§ Required work
Restate all the material verbatim, except for the pictures.
-- Begin Data supplied --
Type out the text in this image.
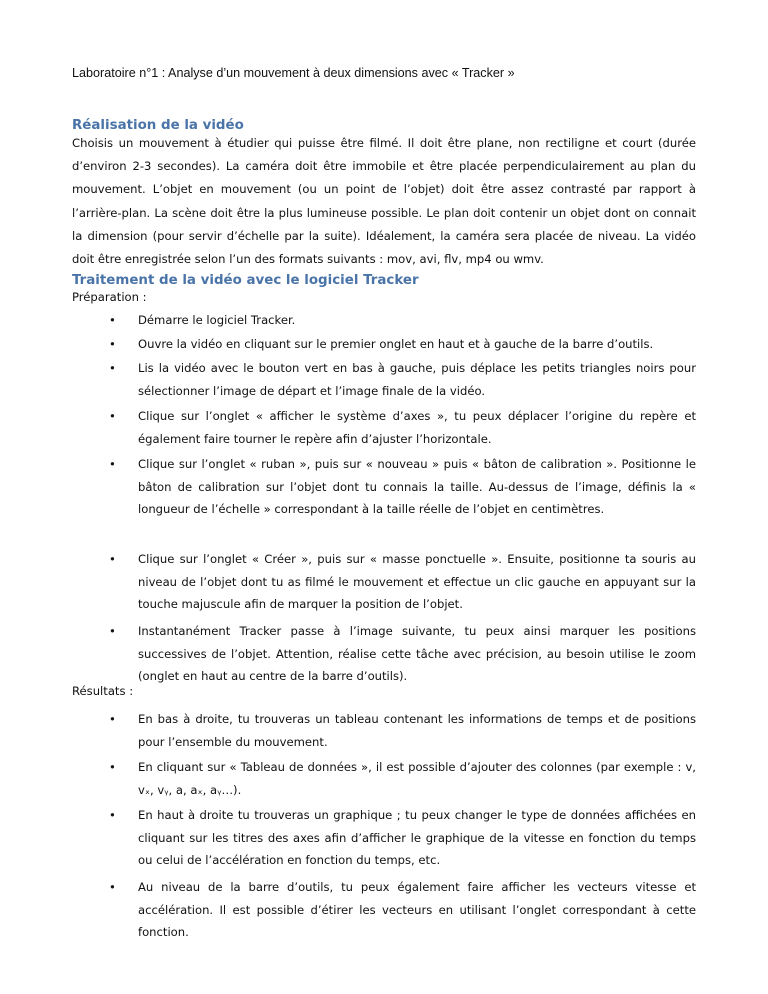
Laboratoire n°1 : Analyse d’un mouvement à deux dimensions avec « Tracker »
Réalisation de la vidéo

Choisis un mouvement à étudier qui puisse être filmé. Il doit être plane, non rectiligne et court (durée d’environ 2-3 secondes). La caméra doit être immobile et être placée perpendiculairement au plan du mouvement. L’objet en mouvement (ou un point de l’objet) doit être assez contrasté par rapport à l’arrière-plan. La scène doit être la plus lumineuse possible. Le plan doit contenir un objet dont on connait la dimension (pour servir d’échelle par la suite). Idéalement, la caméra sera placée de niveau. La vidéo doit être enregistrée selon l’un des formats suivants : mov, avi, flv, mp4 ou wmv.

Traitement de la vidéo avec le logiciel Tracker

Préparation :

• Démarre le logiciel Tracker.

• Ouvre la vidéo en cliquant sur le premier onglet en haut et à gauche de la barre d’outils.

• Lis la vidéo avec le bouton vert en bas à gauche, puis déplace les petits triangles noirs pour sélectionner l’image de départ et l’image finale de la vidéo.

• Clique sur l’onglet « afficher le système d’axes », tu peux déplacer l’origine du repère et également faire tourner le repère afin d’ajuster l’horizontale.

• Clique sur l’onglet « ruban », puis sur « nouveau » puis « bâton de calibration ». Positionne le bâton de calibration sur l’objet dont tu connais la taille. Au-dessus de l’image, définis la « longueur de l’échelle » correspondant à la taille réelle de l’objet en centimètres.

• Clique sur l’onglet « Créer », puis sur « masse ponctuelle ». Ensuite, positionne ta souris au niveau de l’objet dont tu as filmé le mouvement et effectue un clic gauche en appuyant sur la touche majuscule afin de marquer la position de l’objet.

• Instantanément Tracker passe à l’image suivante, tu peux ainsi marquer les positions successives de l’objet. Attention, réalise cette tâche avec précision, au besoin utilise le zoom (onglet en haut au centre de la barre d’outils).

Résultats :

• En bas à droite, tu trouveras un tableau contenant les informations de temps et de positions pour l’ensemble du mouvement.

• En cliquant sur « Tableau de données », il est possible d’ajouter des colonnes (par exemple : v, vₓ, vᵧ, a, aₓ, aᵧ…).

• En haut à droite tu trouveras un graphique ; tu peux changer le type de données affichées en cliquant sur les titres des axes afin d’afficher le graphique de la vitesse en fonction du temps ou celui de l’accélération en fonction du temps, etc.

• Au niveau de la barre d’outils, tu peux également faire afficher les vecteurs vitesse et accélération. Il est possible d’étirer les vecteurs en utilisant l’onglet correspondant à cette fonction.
-- End Data supplied --
§ Finished task
Type out the text in this image.
Laboratoire n°1 : Analyse d’un mouvement à deux dimensions avec « Tracker »
Réalisation de la vidéo

Choisis un mouvement à étudier qui puisse être filmé. Il doit être plane, non rectiligne et court (durée d’environ 2-3 secondes). La caméra doit être immobile et être placée perpendiculairement au plan du mouvement. L’objet en mouvement (ou un point de l’objet) doit être assez contrasté par rapport à l’arrière-plan. La scène doit être la plus lumineuse possible. Le plan doit contenir un objet dont on connait la dimension (pour servir d’échelle par la suite). Idéalement, la caméra sera placée de niveau. La vidéo doit être enregistrée selon l’un des formats suivants : mov, avi, flv, mp4 ou wmv.

Traitement de la vidéo avec le logiciel Tracker

Préparation :

• Démarre le logiciel Tracker.

• Ouvre la vidéo en cliquant sur le premier onglet en haut et à gauche de la barre d’outils.

• Lis la vidéo avec le bouton vert en bas à gauche, puis déplace les petits triangles noirs pour sélectionner l’image de départ et l’image finale de la vidéo.

• Clique sur l’onglet « afficher le système d’axes », tu peux déplacer l’origine du repère et également faire tourner le repère afin d’ajuster l’horizontale.

• Clique sur l’onglet « ruban », puis sur « nouveau » puis « bâton de calibration ». Positionne le bâton de calibration sur l’objet dont tu connais la taille. Au-dessus de l’image, définis la « longueur de l’échelle » correspondant à la taille réelle de l’objet en centimètres.

• Clique sur l’onglet « Créer », puis sur « masse ponctuelle ». Ensuite, positionne ta souris au niveau de l’objet dont tu as filmé le mouvement et effectue un clic gauche en appuyant sur la touche majuscule afin de marquer la position de l’objet.

• Instantanément Tracker passe à l’image suivante, tu peux ainsi marquer les positions successives de l’objet. Attention, réalise cette tâche avec précision, au besoin utilise le zoom (onglet en haut au centre de la barre d’outils).

Résultats :

• En bas à droite, tu trouveras un tableau contenant les informations de temps et de positions pour l’ensemble du mouvement.

• En cliquant sur « Tableau de données », il est possible d’ajouter des colonnes (par exemple : v, vₓ, vᵧ, a, aₓ, aᵧ…).

• En haut à droite tu trouveras un graphique ; tu peux changer le type de données affichées en cliquant sur les titres des axes afin d’afficher le graphique de la vitesse en fonction du temps ou celui de l’accélération en fonction du temps, etc.

• Au niveau de la barre d’outils, tu peux également faire afficher les vecteurs vitesse et accélération. Il est possible d’étirer les vecteurs en utilisant l’onglet correspondant à cette fonction.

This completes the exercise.